_Action item_
Where in the records does the word "Präsident" appear? Copy each line that holds it.
Start of Material for this exercise
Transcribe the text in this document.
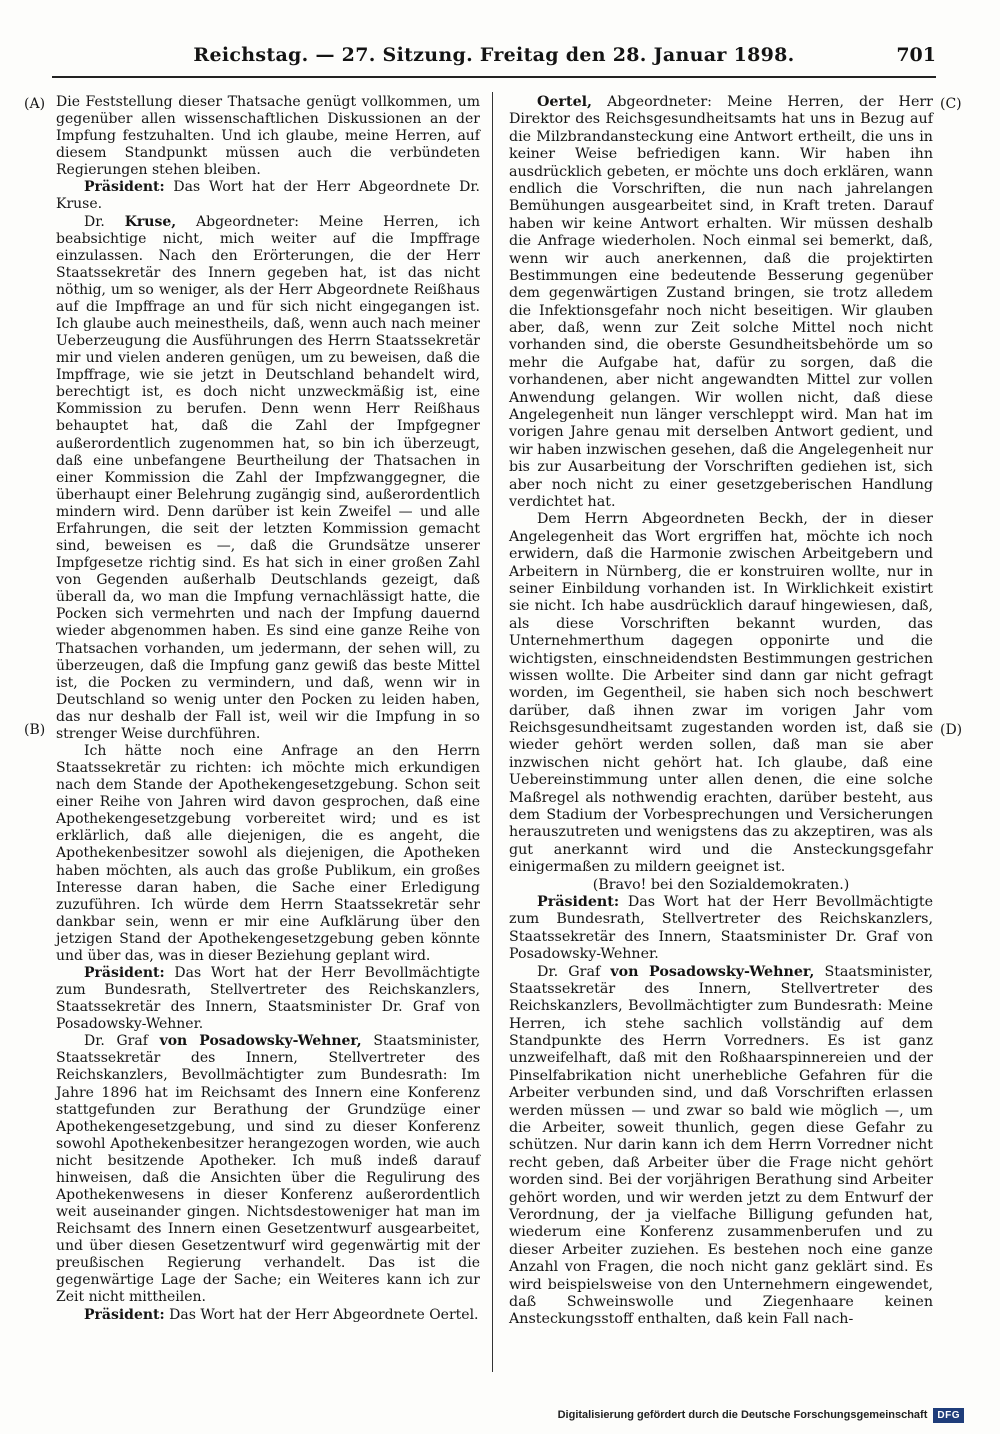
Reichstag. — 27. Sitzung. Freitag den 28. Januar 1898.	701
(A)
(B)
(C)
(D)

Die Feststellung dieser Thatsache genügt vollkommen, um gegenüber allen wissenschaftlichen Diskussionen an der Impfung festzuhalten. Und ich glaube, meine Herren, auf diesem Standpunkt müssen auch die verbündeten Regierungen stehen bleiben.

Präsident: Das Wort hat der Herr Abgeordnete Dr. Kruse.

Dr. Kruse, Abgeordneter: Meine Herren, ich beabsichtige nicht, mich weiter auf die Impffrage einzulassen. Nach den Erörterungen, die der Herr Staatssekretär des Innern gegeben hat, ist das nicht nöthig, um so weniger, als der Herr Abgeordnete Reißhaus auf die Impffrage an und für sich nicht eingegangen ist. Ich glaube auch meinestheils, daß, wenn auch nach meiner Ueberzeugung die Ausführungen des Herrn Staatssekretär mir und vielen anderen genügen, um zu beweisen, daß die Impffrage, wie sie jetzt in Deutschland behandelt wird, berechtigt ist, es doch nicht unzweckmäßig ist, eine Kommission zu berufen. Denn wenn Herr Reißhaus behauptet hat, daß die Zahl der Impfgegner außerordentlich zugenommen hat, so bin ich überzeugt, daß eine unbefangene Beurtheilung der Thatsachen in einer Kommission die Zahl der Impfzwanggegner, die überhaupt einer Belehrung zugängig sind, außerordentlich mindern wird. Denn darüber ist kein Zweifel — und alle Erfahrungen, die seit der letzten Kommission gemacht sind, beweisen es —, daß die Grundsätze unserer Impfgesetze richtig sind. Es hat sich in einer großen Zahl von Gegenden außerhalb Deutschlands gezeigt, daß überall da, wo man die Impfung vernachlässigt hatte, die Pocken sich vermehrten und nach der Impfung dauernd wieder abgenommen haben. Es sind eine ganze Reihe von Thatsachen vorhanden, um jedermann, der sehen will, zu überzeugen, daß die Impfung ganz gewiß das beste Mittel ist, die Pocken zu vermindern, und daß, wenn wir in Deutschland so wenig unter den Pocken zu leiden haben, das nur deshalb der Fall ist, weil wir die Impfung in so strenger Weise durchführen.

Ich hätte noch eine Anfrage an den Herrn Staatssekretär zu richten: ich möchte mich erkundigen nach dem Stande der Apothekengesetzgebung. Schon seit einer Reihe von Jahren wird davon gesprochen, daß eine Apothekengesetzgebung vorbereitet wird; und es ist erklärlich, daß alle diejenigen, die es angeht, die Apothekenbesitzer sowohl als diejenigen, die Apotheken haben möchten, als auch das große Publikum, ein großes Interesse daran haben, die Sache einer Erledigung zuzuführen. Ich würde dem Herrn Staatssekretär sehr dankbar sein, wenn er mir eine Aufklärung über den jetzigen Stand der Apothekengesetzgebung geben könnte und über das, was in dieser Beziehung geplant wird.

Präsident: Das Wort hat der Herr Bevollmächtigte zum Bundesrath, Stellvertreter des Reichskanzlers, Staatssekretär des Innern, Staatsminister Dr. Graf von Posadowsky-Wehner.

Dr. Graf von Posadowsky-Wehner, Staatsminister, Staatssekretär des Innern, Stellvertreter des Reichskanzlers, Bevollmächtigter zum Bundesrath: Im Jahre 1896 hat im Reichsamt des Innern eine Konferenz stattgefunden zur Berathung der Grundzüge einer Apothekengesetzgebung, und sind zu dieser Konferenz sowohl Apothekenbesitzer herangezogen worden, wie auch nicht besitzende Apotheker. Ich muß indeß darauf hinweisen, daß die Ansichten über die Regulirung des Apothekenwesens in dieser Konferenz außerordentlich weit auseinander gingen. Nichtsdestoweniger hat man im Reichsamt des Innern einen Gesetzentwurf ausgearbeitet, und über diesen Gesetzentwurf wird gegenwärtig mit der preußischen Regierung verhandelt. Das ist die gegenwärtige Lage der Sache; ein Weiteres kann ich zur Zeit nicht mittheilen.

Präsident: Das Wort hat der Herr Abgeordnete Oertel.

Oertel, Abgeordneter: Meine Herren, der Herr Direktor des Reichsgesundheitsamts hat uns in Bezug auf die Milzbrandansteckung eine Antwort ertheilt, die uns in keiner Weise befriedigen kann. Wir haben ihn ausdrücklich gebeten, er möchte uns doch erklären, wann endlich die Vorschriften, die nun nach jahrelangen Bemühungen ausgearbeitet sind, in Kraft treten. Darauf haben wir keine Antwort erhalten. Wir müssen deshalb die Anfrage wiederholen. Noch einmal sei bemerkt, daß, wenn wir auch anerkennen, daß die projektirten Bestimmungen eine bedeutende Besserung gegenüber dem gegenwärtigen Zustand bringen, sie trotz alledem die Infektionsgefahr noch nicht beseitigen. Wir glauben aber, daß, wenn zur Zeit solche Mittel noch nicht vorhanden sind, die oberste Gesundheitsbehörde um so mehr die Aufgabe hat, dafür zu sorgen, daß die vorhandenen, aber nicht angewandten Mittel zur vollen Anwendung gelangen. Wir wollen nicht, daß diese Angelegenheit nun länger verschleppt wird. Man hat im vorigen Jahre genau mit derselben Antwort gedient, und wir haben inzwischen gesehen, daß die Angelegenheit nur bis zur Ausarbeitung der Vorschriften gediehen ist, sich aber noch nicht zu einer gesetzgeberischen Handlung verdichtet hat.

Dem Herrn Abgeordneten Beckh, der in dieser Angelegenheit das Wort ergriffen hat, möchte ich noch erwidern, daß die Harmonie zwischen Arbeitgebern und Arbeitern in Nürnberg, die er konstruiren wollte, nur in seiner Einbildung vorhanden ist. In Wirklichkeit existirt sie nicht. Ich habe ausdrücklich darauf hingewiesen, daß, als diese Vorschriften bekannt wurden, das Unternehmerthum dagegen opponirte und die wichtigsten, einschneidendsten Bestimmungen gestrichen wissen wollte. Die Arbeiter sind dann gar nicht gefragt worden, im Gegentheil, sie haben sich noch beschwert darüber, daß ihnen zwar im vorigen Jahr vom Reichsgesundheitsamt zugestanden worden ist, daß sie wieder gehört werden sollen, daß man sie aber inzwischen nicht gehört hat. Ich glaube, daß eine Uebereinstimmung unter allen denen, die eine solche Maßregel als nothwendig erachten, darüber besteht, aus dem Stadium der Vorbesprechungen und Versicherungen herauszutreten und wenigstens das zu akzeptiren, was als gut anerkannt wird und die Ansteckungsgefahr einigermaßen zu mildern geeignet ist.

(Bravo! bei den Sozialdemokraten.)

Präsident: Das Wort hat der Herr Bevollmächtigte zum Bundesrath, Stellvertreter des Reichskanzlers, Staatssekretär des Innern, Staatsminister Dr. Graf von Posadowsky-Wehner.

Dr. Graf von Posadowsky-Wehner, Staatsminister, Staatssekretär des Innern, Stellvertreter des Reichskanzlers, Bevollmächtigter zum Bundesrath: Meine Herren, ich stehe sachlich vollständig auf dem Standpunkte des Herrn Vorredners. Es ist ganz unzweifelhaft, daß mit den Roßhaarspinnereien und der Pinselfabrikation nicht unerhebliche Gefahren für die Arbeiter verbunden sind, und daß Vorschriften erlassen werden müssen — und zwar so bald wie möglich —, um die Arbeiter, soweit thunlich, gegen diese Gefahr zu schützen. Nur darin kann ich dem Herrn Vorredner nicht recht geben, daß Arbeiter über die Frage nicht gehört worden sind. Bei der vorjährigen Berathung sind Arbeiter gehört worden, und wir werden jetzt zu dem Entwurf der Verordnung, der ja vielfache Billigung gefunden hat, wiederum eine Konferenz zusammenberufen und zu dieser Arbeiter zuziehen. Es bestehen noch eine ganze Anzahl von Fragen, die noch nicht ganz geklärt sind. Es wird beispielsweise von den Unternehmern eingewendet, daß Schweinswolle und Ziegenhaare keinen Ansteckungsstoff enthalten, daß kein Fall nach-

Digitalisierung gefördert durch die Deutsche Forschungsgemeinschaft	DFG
End of Material for this exercise
_Solution for this problem_
Präsident: Das Wort hat der Herr Abgeordnete Dr. Kruse.
Präsident: Das Wort hat der Herr Bevollmächtigte zum Bundesrath, Stellvertreter des Reichskanzlers, Staatssekretär des Innern, Staatsminister Dr. Graf von Posadowsky-Wehner.
Präsident: Das Wort hat der Herr Abgeordnete Oertel.
Präsident: Das Wort hat der Herr Bevollmächtigte zum Bundesrath, Stellvertreter des Reichskanzlers, Staatssekretär des Innern, Staatsminister Dr. Graf von Posadowsky-Wehner.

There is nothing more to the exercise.